=== Task data ===

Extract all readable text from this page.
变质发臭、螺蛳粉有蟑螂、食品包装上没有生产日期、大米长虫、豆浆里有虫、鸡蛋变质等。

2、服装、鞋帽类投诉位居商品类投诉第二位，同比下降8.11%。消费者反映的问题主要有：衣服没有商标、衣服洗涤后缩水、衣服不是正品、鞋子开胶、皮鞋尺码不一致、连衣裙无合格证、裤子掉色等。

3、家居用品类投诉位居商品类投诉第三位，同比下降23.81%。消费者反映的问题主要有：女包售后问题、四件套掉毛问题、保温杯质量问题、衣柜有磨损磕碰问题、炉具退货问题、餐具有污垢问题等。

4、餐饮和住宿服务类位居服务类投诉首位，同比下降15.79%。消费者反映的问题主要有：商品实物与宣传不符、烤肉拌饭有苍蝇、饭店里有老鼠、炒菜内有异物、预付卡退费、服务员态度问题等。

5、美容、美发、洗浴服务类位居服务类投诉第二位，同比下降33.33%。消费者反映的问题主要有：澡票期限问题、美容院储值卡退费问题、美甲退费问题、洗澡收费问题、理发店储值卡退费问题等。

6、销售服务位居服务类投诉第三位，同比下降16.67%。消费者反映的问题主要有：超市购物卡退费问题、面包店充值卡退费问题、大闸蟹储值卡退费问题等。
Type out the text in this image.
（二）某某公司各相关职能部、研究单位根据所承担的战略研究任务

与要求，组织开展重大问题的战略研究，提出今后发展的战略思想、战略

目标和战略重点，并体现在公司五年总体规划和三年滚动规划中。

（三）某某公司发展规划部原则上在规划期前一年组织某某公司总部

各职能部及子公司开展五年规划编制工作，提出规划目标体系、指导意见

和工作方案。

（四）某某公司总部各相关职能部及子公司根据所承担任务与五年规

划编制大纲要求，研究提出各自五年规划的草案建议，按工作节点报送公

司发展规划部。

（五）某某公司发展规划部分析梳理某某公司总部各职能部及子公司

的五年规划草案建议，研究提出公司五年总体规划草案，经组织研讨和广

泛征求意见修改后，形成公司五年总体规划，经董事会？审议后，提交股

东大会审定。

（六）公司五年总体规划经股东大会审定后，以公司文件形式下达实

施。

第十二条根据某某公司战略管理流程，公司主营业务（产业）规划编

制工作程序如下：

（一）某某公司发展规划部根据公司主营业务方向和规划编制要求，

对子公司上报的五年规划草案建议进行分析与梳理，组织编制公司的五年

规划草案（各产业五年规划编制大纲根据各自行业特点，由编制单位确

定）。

===

Exercise requirements: Filter the entries and copy out every line with the word "text".

Complete answer:
Extract all readable text from this page.
Type out the text in this image.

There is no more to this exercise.